Data records:
----------

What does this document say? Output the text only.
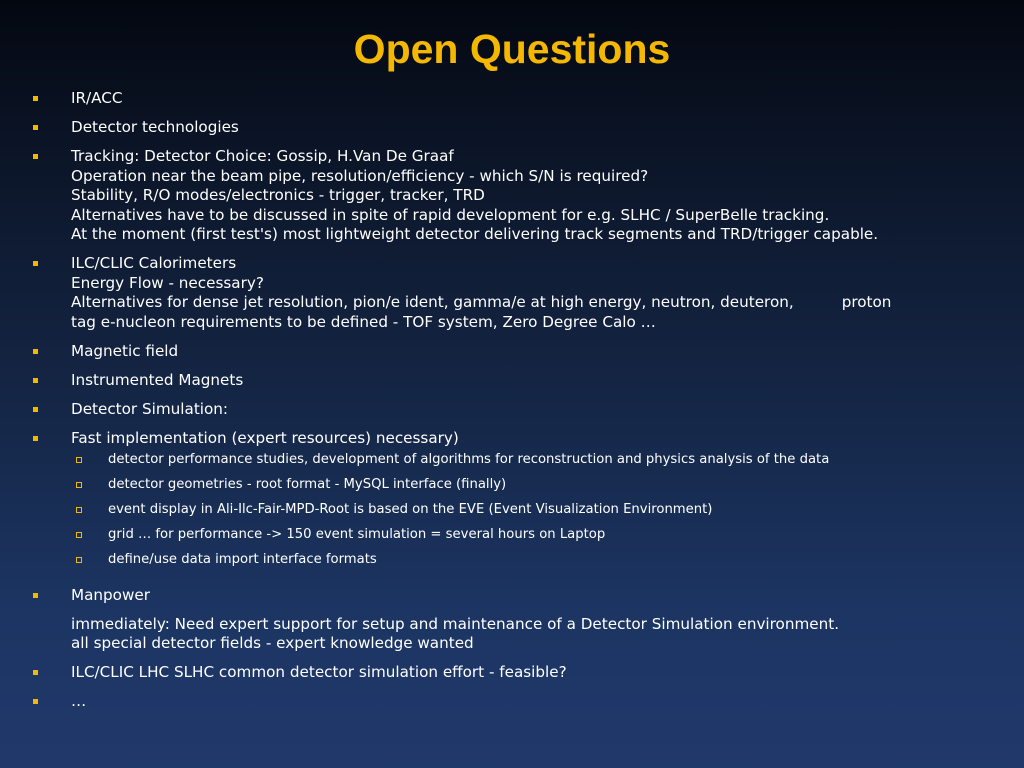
Open Questions
IR/ACC
Detector technologies
Tracking: Detector Choice: Gossip, H.Van De Graaf
Operation near the beam pipe, resolution/efficiency - which S/N is required?
Stability, R/O modes/electronics - trigger, tracker, TRD
Alternatives have to be discussed in spite of rapid development for e.g. SLHC / SuperBelle tracking.
At the moment (first test's) most lightweight detector delivering track segments and TRD/trigger capable.
ILC/CLIC Calorimeters
Energy Flow - necessary?
Alternatives for dense jet resolution, pion/e ident, gamma/e at high energy, neutron, deuteron,	proton
tag e-nucleon requirements to be defined - TOF system, Zero Degree Calo …
Magnetic field
Instrumented Magnets
Detector Simulation:
Fast implementation (expert resources) necessary)
detector performance studies, development of algorithms for reconstruction and physics analysis of the data
detector geometries - root format - MySQL interface (finally)
event display in Ali-Ilc-Fair-MPD-Root is based on the EVE (Event Visualization Environment)
grid … for performance -> 150 event simulation = several hours on Laptop
define/use data import interface formats
Manpower
immediately: Need expert support for setup and maintenance of a Detector Simulation environment.
all special detector fields - expert knowledge wanted
ILC/CLIC LHC SLHC common detector simulation effort - feasible?
…
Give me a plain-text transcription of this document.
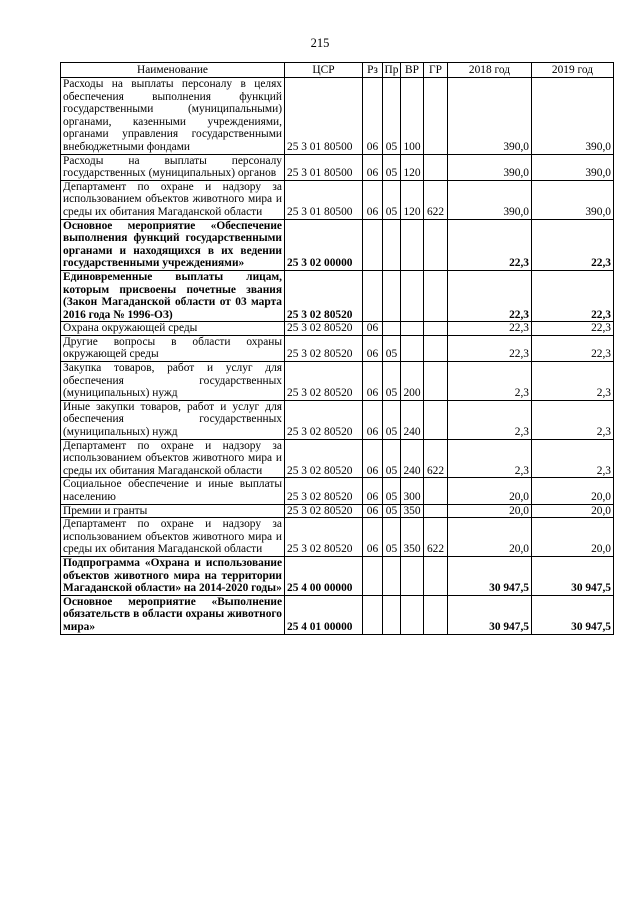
215
Наименование	ЦСР	Рз	Пр	ВР	ГР	2018 год	2019 год
Расходы на выплаты персоналу в целях обеспечения выполнения функций государственными (муниципальными) органами, казенными учреждениями, органами управления государственными внебюджетными фондами	25 3 01 80500	06	05	100		390,0	390,0
Расходы на выплаты персоналу государственных (муниципальных) органов	25 3 01 80500	06	05	120		390,0	390,0
Департамент по охране и надзору за использованием объектов животного мира и среды их обитания Магаданской области	25 3 01 80500	06	05	120	622	390,0	390,0
Основное мероприятие «Обеспечение выполнения функций государственными органами и находящихся в их ведении государственными учреждениями»	25 3 02 00000					22,3	22,3
Единовременные выплаты лицам, которым присвоены почетные звания (Закон Магаданской области от 03 марта 2016 года № 1996-ОЗ)	25 3 02 80520					22,3	22,3
Охрана окружающей среды	25 3 02 80520	06				22,3	22,3
Другие вопросы в области охраны окружающей среды	25 3 02 80520	06	05			22,3	22,3
Закупка товаров, работ и услуг для обеспечения государственных (муниципальных) нужд	25 3 02 80520	06	05	200		2,3	2,3
Иные закупки товаров, работ и услуг для обеспечения государственных (муниципальных) нужд	25 3 02 80520	06	05	240		2,3	2,3
Департамент по охране и надзору за использованием объектов животного мира и среды их обитания Магаданской области	25 3 02 80520	06	05	240	622	2,3	2,3
Социальное обеспечение и иные выплаты населению	25 3 02 80520	06	05	300		20,0	20,0
Премии и гранты	25 3 02 80520	06	05	350		20,0	20,0
Департамент по охране и надзору за использованием объектов животного мира и среды их обитания Магаданской области	25 3 02 80520	06	05	350	622	20,0	20,0
Подпрограмма «Охрана и использование объектов животного мира на территории Магаданской области» на 2014-2020 годы»	25 4 00 00000					30 947,5	30 947,5
Основное мероприятие «Выполнение обязательств в области охраны животного мира»	25 4 01 00000					30 947,5	30 947,5
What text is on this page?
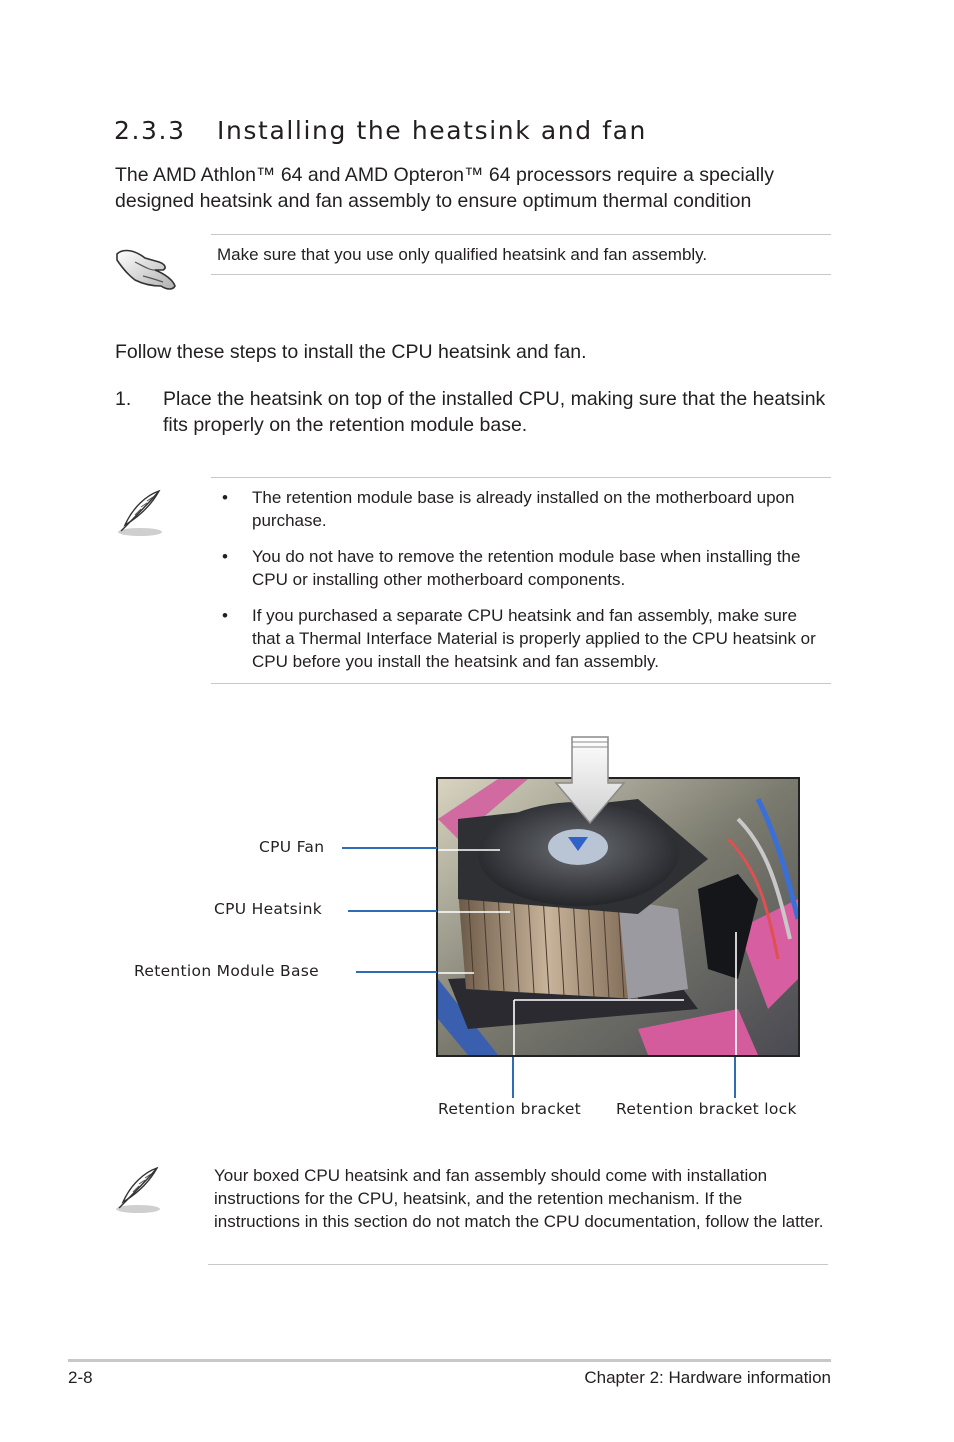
2.3.3 Installing the heatsink and fan
The AMD Athlon™ 64 and AMD Opteron™ 64 processors require a specially designed heatsink and fan assembly to ensure optimum thermal condition
Make sure that you use only qualified heatsink and fan assembly.
Follow these steps to install the CPU heatsink and fan.
1.	Place the heatsink on top of the installed CPU, making sure that the heatsink fits properly on the retention module base.
• The retention module base is already installed on the motherboard upon purchase.
• You do not have to remove the retention module base when installing the CPU or installing other motherboard components.
• If you purchased a separate CPU heatsink and fan assembly, make sure that a Thermal Interface Material is properly applied to the CPU heatsink or CPU before you install the heatsink and fan assembly.
CPU Fan
CPU Heatsink
Retention Module Base
Retention bracket Retention bracket lock
Your boxed CPU heatsink and fan assembly should come with installation instructions for the CPU, heatsink, and the retention mechanism. If the instructions in this section do not match the CPU documentation, follow the latter.
2-8	Chapter 2: Hardware information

----------

* **YOUR TASK**
Print out the material word for word, omitting the pictures.

* **WRITTEN REPLY**
What does this document say? Output the text only.
Open Questions
IR/ACC
Detector technologies
Tracking: Detector Choice: Gossip, H.Van De Graaf
Operation near the beam pipe, resolution/efficiency - which S/N is required?
Stability, R/O modes/electronics - trigger, tracker, TRD
Alternatives have to be discussed in spite of rapid development for e.g. SLHC / SuperBelle tracking.
At the moment (first test's) most lightweight detector delivering track segments and TRD/trigger capable.
ILC/CLIC Calorimeters
Energy Flow - necessary?
Alternatives for dense jet resolution, pion/e ident, gamma/e at high energy, neutron, deuteron,	proton
tag e-nucleon requirements to be defined - TOF system, Zero Degree Calo …
Magnetic field
Instrumented Magnets
Detector Simulation:
Fast implementation (expert resources) necessary)
detector performance studies, development of algorithms for reconstruction and physics analysis of the data
detector geometries - root format - MySQL interface (finally)
event display in Ali-Ilc-Fair-MPD-Root is based on the EVE (Event Visualization Environment)
grid … for performance -> 150 event simulation = several hours on Laptop
define/use data import interface formats
Manpower
immediately: Need expert support for setup and maintenance of a Detector Simulation environment.
all special detector fields - expert knowledge wanted
ILC/CLIC LHC SLHC common detector simulation effort - feasible?
…
Give me a plain-text transcription of this document.
215
Наименование	ЦСР	Рз	Пр	ВР	ГР	2018 год	2019 год
Расходы на выплаты персоналу в целях обеспечения выполнения функций государственными (муниципальными) органами, казенными учреждениями, органами управления государственными внебюджетными фондами	25 3 01 80500	06	05	100		390,0	390,0
Расходы на выплаты персоналу государственных (муниципальных) органов	25 3 01 80500	06	05	120		390,0	390,0
Департамент по охране и надзору за использованием объектов животного мира и среды их обитания Магаданской области	25 3 01 80500	06	05	120	622	390,0	390,0
Основное мероприятие «Обеспечение выполнения функций государственными органами и находящихся в их ведении государственными учреждениями»	25 3 02 00000					22,3	22,3
Единовременные выплаты лицам, которым присвоены почетные звания (Закон Магаданской области от 03 марта 2016 года № 1996-ОЗ)	25 3 02 80520					22,3	22,3
Охрана окружающей среды	25 3 02 80520	06				22,3	22,3
Другие вопросы в области охраны окружающей среды	25 3 02 80520	06	05			22,3	22,3
Закупка товаров, работ и услуг для обеспечения государственных (муниципальных) нужд	25 3 02 80520	06	05	200		2,3	2,3
Иные закупки товаров, работ и услуг для обеспечения государственных (муниципальных) нужд	25 3 02 80520	06	05	240		2,3	2,3
Департамент по охране и надзору за использованием объектов животного мира и среды их обитания Магаданской области	25 3 02 80520	06	05	240	622	2,3	2,3
Социальное обеспечение и иные выплаты населению	25 3 02 80520	06	05	300		20,0	20,0
Премии и гранты	25 3 02 80520	06	05	350		20,0	20,0
Департамент по охране и надзору за использованием объектов животного мира и среды их обитания Магаданской области	25 3 02 80520	06	05	350	622	20,0	20,0
Подпрограмма «Охрана и использование объектов животного мира на территории Магаданской области» на 2014-2020 годы»	25 4 00 00000					30 947,5	30 947,5
Основное мероприятие «Выполнение обязательств в области охраны животного мира»	25 4 01 00000					30 947,5	30 947,5
What text is on this page?
2.3.3 Installing the heatsink and fan
The AMD Athlon™ 64 and AMD Opteron™ 64 processors require a specially designed heatsink and fan assembly to ensure optimum thermal condition
Make sure that you use only qualified heatsink and fan assembly.
Follow these steps to install the CPU heatsink and fan.
1.	Place the heatsink on top of the installed CPU, making sure that the heatsink fits properly on the retention module base.
• The retention module base is already installed on the motherboard upon purchase.
• You do not have to remove the retention module base when installing the CPU or installing other motherboard components.
• If you purchased a separate CPU heatsink and fan assembly, make sure that a Thermal Interface Material is properly applied to the CPU heatsink or CPU before you install the heatsink and fan assembly.
CPU Fan
CPU Heatsink
Retention Module Base
Retention bracket Retention bracket lock
Your boxed CPU heatsink and fan assembly should come with installation instructions for the CPU, heatsink, and the retention mechanism. If the instructions in this section do not match the CPU documentation, follow the latter.
2-8	Chapter 2: Hardware information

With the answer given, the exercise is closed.